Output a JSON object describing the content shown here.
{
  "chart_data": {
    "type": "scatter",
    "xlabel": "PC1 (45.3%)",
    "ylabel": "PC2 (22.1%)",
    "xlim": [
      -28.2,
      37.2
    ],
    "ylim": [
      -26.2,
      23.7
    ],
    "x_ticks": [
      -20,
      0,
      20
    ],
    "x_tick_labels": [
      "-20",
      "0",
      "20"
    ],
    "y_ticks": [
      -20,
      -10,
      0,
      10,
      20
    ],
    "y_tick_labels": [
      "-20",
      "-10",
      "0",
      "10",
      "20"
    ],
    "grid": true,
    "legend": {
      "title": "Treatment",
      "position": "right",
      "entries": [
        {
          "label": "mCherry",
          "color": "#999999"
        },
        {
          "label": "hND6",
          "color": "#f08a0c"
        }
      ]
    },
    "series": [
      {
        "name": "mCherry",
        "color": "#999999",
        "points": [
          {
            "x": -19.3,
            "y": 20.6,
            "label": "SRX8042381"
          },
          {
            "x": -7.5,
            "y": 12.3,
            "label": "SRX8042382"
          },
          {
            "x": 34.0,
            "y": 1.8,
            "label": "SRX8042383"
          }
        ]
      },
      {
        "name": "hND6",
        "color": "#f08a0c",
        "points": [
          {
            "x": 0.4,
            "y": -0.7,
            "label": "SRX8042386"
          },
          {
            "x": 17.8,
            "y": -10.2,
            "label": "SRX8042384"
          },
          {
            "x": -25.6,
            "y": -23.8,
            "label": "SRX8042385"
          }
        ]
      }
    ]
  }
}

+-------+

| Short problem |
Retype every entry above, word for word.

| Result of this exercise |
Output a JSON object describing the content shown here.
{
  "chart_data": {
    "type": "scatter",
    "xlabel": "PC1 (45.3%)",
    "ylabel": "PC2 (22.1%)",
    "xlim": [
      -28.2,
      37.2
    ],
    "ylim": [
      -26.2,
      23.7
    ],
    "x_ticks": [
      -20,
      0,
      20
    ],
    "x_tick_labels": [
      "-20",
      "0",
      "20"
    ],
    "y_ticks": [
      -20,
      -10,
      0,
      10,
      20
    ],
    "y_tick_labels": [
      "-20",
      "-10",
      "0",
      "10",
      "20"
    ],
    "grid": true,
    "legend": {
      "title": "Treatment",
      "position": "right",
      "entries": [
        {
          "label": "mCherry",
          "color": "#999999"
        },
        {
          "label": "hND6",
          "color": "#f08a0c"
        }
      ]
    },
    "series": [
      {
        "name": "mCherry",
        "color": "#999999",
        "points": [
          {
            "x": -19.3,
            "y": 20.6,
            "label": "SRX8042381"
          },
          {
            "x": -7.5,
            "y": 12.3,
            "label": "SRX8042382"
          },
          {
            "x": 34.0,
            "y": 1.8,
            "label": "SRX8042383"
          }
        ]
      },
      {
        "name": "hND6",
        "color": "#f08a0c",
        "points": [
          {
            "x": 0.4,
            "y": -0.7,
            "label": "SRX8042386"
          },
          {
            "x": 17.8,
            "y": -10.2,
            "label": "SRX8042384"
          },
          {
            "x": -25.6,
            "y": -23.8,
            "label": "SRX8042385"
          }
        ]
      }
    ]
  }
}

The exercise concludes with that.